(Figure contents as structured data)
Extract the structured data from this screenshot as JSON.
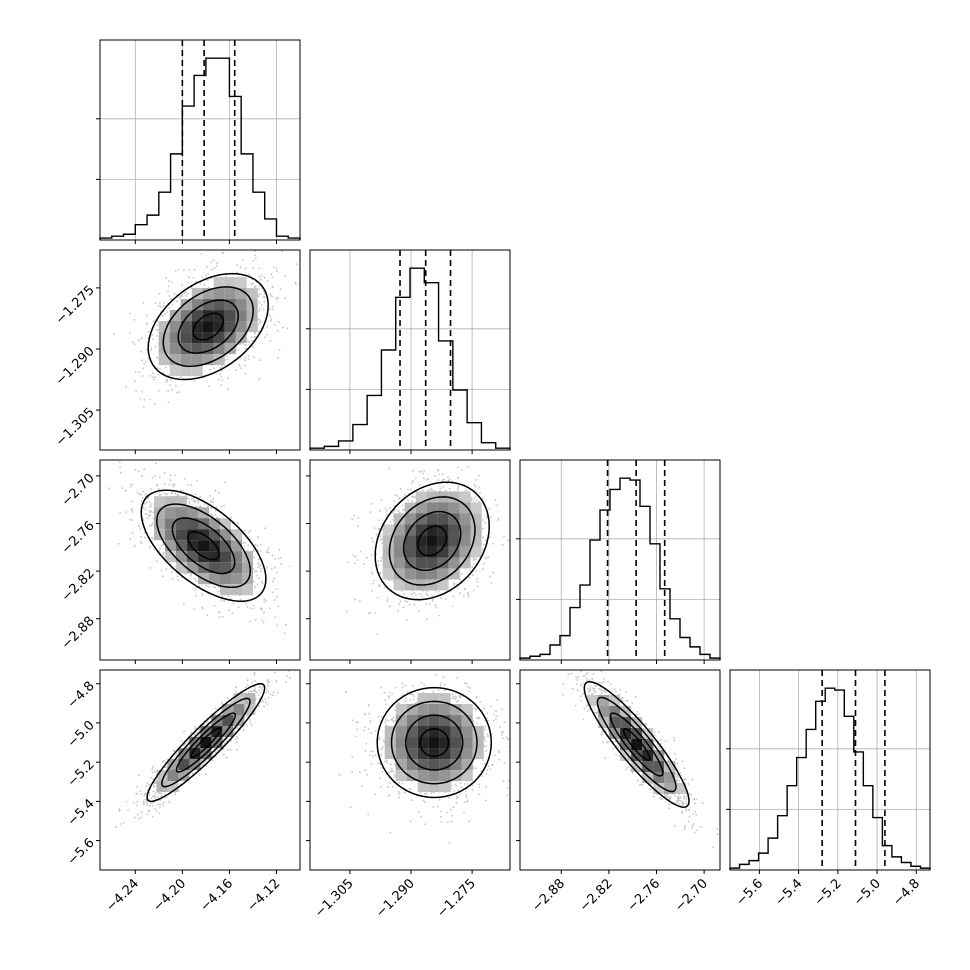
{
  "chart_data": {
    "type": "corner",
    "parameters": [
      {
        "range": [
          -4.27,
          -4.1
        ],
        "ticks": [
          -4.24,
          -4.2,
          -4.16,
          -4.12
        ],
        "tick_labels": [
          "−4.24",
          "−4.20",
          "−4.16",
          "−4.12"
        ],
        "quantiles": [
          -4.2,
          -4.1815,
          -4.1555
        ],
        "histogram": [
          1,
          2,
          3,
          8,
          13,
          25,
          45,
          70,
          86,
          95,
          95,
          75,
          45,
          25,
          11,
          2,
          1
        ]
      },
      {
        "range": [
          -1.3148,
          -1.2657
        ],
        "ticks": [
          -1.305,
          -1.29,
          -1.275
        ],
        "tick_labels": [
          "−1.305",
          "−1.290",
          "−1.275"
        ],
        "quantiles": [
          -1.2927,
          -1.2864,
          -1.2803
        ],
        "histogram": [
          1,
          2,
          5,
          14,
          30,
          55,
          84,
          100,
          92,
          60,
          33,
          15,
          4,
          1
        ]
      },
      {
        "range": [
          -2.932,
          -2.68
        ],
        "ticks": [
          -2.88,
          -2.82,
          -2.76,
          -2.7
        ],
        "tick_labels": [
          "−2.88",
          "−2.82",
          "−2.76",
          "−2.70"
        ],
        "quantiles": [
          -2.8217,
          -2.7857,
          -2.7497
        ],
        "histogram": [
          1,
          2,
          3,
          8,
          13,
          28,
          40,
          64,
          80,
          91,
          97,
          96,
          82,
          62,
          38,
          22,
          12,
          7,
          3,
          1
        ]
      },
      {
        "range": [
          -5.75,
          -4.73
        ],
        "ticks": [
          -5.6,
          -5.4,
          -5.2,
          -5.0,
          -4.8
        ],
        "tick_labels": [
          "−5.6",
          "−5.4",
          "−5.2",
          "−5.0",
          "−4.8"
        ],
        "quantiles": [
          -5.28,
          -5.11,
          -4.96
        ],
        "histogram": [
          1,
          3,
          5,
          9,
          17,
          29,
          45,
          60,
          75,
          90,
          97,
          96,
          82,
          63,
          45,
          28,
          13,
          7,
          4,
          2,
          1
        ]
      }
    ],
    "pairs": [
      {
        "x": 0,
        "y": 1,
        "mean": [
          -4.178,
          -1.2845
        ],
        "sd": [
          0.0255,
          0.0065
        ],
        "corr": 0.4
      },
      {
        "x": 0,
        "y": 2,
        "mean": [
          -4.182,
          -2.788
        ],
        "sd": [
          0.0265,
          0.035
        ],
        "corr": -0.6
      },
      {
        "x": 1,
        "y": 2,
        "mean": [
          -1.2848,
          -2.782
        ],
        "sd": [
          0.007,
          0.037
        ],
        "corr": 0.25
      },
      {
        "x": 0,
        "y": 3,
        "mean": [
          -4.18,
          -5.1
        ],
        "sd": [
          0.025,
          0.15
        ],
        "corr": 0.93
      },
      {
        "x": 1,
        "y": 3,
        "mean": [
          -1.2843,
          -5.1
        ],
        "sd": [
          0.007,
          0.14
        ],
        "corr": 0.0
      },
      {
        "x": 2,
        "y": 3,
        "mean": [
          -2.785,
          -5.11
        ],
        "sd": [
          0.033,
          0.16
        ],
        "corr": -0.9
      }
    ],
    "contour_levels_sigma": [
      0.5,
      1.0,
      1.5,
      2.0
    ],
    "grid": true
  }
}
--
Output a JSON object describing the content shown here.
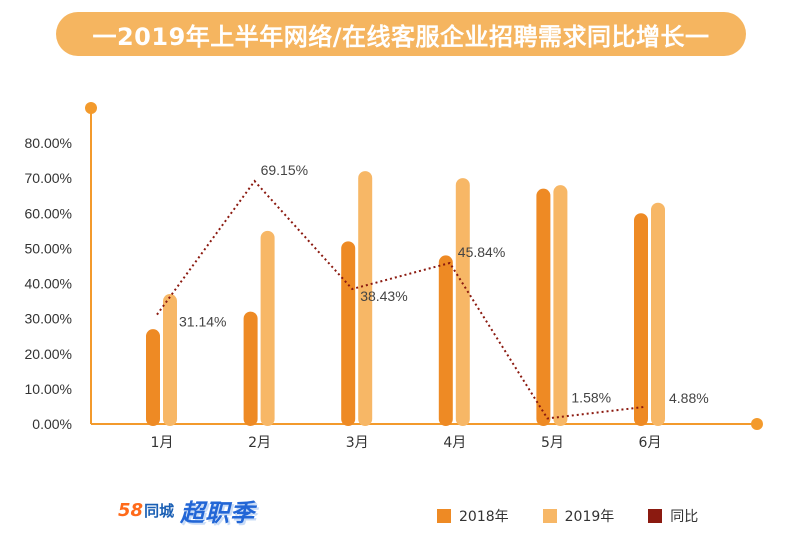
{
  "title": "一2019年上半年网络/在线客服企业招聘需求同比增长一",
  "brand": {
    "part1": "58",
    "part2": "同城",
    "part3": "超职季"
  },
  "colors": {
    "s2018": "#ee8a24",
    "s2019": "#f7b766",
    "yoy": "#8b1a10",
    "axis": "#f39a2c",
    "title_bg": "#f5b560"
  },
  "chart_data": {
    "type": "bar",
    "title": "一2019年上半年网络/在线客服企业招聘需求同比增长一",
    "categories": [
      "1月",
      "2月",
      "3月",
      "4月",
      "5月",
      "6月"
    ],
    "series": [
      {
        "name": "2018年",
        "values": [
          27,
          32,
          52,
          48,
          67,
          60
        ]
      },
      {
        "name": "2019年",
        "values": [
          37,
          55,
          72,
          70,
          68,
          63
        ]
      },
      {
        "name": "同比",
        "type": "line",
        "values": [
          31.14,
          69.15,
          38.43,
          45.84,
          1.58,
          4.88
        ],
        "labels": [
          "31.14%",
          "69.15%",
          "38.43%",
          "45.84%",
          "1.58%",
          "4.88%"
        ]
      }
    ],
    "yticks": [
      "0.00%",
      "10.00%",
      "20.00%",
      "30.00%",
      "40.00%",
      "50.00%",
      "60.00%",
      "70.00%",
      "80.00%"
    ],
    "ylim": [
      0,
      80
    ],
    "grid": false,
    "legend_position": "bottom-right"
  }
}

* **The request**
Report how many lines in the listing above include the word "JSON". Give nothing but the number.

* **Exercise solution**
2